▶ Goal
Gather all lines in the data that hold the string "bilen".

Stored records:
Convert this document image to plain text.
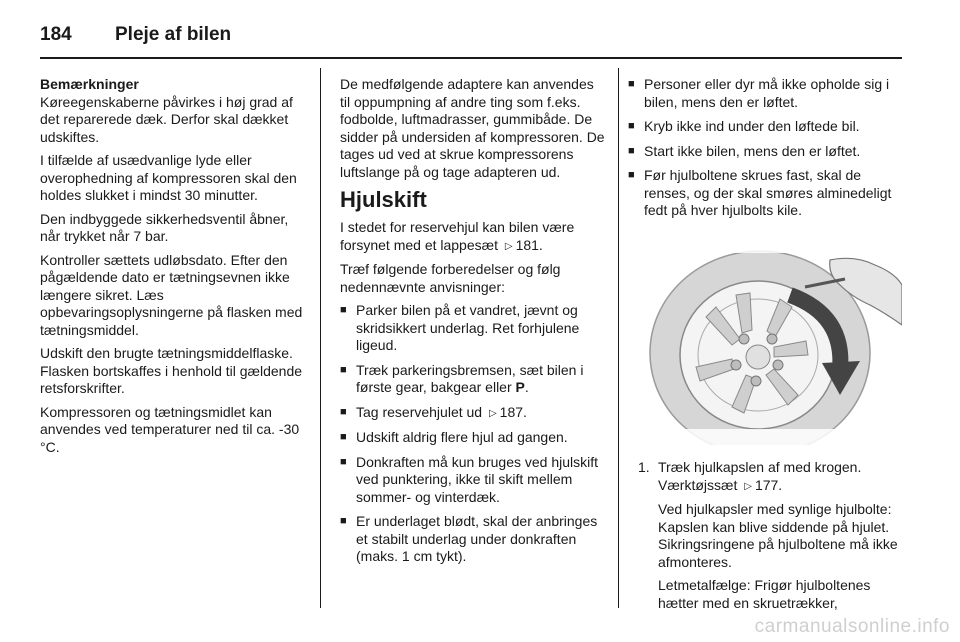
184	Pleje af bilen

Bemærkninger

Køreegenskaberne påvirkes i høj grad af det reparerede dæk. Derfor skal dækket udskiftes.

I tilfælde af usædvanlige lyde eller overophedning af kompressoren skal den holdes slukket i mindst 30 minutter.

Den indbyggede sikkerhedsventil åbner, når trykket når 7 bar.

Kontroller sættets udløbsdato. Efter den pågældende dato er tætningsevnen ikke længere sikret. Læs opbevaringsoplysningerne på flasken med tætningsmiddel.

Udskift den brugte tætningsmiddelflaske. Flasken bortskaffes i henhold til gældende retsforskrifter.

Kompressoren og tætningsmidlet kan anvendes ved temperaturer ned til ca. -30 °C.

De medfølgende adaptere kan anvendes til oppumpning af andre ting som f.eks. fodbolde, luftmadrasser, gummibåde. De sidder på undersiden af kompressoren. De tages ud ved at skrue kompressorens luftslange på og tage adapteren ud.

Hjulskift

I stedet for reservehjul kan bilen være forsynet med et lappesæt ▷ 181.

Træf følgende forberedelser og følg nedennævnte anvisninger:

■ Parker bilen på et vandret, jævnt og skridsikkert underlag. Ret forhjulene ligeud.
■ Træk parkeringsbremsen, sæt bilen i første gear, bakgear eller P.
■ Tag reservehjulet ud ▷ 187.
■ Udskift aldrig flere hjul ad gangen.
■ Donkraften må kun bruges ved hjulskift ved punktering, ikke til skift mellem sommer- og vinterdæk.
■ Er underlaget blødt, skal der anbringes et stabilt underlag under donkraften (maks. 1 cm tykt).
■ Personer eller dyr må ikke opholde sig i bilen, mens den er løftet.
■ Kryb ikke ind under den løftede bil.
■ Start ikke bilen, mens den er løftet.
■ Før hjulboltene skrues fast, skal de renses, og der skal smøres alminedeligt fedt på hver hjulbolts kile.
1. Træk hjulkapslen af med krogen. Værktøjssæt ▷ 177.
Ved hjulkapsler med synlige hjulbolte: Kapslen kan blive siddende på hjulet. Sikringsringene på hjulboltene må ikke afmonteres.
Letmetalfælge: Frigør hjulboltenes hætter med en skruetrækker,
carmanualsonline.info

▶ Solved exercise
184	Pleje af bilen
I stedet for reservehjul kan bilen være forsynet med et lappesæt ▷ 181.
■ Parker bilen på et vandret, jævnt og skridsikkert underlag. Ret forhjulene ligeud.
■ Træk parkeringsbremsen, sæt bilen i første gear, bakgear eller P.
■ Personer eller dyr må ikke opholde sig i bilen, mens den er løftet.
■ Start ikke bilen, mens den er løftet.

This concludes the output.